# Given instruction A
Which titles does the Taylor interview set in quotation marks?
# Given instruction B
Could you write the next part of the Taylor interview, picking up right after its final question?

# Quoted text
"""

Taylor: I am working at Vox Media; I’m producing two episodes for a documentary series for Netflix called “Explained.” So I’m working on that and I’ve also just finished a short documentary that I directed with Noah Hupp, who edited “Mack Wrestles.” We just finished that; it’s called “Guts.” And a couple other things too, but those are the most current.

It seems that you are both interested in projects that have a sort of social activism bent. Is that the road that you plan on taking for the future, or something you think will work into all of your projects?

Taylor: Social justice is interesting because I don’t feel a call to right society’s wrongs or anything. I do feel like making things, like I mentioned earlier, that have people question their assumptions and to question their relations to the people in their lives, and the people who they’re always interacting with.

It’s all connected to society and culture and the way we relate to each other, so yeah, all of that interests me. I don’t know if I can be presumptuous enough to say that I’m interested in social justice because I don’t know if films can actually make a difference. I can hope that they can. The short answer is ‘yes,’ and the long answer is ‘it’s complicated.’

Yeah, and I think it does make a difference, when you see the impact that hashtags like #OscarsSoWhite and #MeToo have. It’s interesting to look at the role media plays in our culture.

Taylor: Yeah, and definitely just having ESPN behind this project feels like a huge win for everybody because it’s super brave. The story is about a trans person. They don’t have stories about trans people very often. It feels like a major step forward, in a lot of ways. I’m really proud of that.

Yeah, I agree. So you’ve been to SXSW for a couple of premieres now. What is your favorite part about being here and what really excites you about it?

"""

[Visual layout records]
"""

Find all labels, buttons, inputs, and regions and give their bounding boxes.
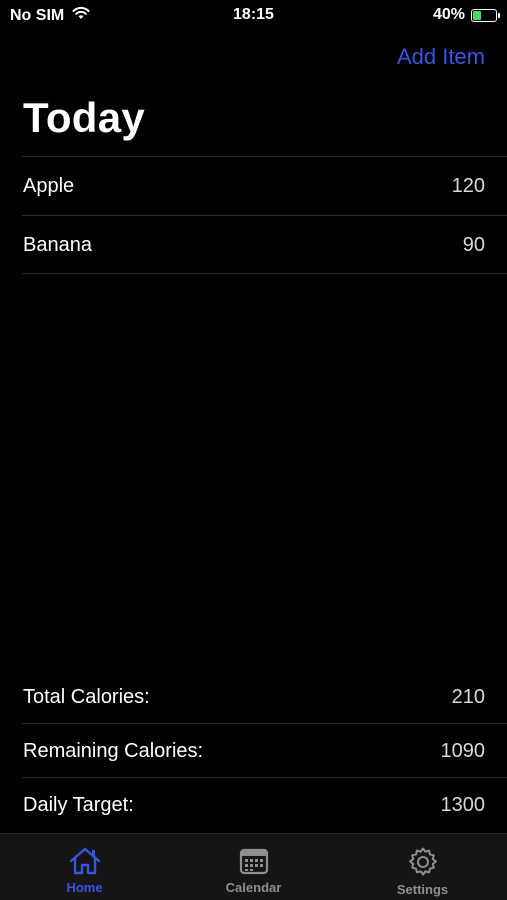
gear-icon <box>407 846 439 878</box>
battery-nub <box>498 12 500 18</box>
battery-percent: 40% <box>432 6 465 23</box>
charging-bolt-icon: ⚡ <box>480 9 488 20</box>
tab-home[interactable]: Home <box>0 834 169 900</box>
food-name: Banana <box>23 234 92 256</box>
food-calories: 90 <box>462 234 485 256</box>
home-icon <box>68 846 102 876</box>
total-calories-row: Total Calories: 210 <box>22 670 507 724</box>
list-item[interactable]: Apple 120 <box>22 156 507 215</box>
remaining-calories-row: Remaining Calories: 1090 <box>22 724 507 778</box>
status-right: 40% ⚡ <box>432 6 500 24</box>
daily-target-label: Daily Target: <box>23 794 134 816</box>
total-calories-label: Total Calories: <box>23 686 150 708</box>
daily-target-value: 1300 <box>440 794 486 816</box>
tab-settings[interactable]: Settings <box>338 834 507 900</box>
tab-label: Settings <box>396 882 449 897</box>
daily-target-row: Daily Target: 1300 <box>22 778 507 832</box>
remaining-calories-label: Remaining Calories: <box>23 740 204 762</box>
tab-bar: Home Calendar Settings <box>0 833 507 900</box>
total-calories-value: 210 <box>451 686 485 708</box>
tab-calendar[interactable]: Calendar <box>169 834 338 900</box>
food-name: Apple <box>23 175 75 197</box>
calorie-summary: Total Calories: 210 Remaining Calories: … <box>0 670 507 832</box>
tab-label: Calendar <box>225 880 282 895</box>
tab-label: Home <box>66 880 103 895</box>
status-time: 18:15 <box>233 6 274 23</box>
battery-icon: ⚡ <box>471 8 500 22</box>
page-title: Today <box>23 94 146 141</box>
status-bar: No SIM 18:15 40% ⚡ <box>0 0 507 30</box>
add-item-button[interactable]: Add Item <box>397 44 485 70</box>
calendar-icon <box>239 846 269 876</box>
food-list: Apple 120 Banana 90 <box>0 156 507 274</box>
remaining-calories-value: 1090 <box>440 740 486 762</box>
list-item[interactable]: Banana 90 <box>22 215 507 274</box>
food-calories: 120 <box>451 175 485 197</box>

"""

# Expected output A
"Explained," "Mack Wrestles," "Guts"

# Expected output B
Erin: I feel like, other than being the most fun festival of all, SXSW takes a lot of risks in its programming. They program a lot of really bold, edgy work, and elevate voices that might not be heard at other places. I’ve noticed with this festival there’s a really communal, celebratory atmosphere among the filmmakers. Everyone is incredibly grateful to be here and be able to celebrate each others’ work.

Taylor: Yeah, and I would say, kind of along the lines of that, the diversity of the kind of stuff that’s here — not only like tech and music, but also within the film programming. Yesterday I went to a talk and Mark Cuban was walking off the stage, and today I was at an episodic pilot, so there’s just all kinds of things. And there’s feature films world premieres.

My parents were here for the first time; they’d never been to Austin and they’d never been to a film festival, I think other than Cleveland. I got to kind of see it through their eyes a little bit and they were really blown away by being in the center of such an artsy, cool, interdisciplinary environment.

“Mack Wrestles” will be playing one more time at SXSW, on March 16 at the Alamo Drafthouse on S. Lamar Boulevard.

For more coverage on SXSW, click here and follow us on Instagram and Twitter.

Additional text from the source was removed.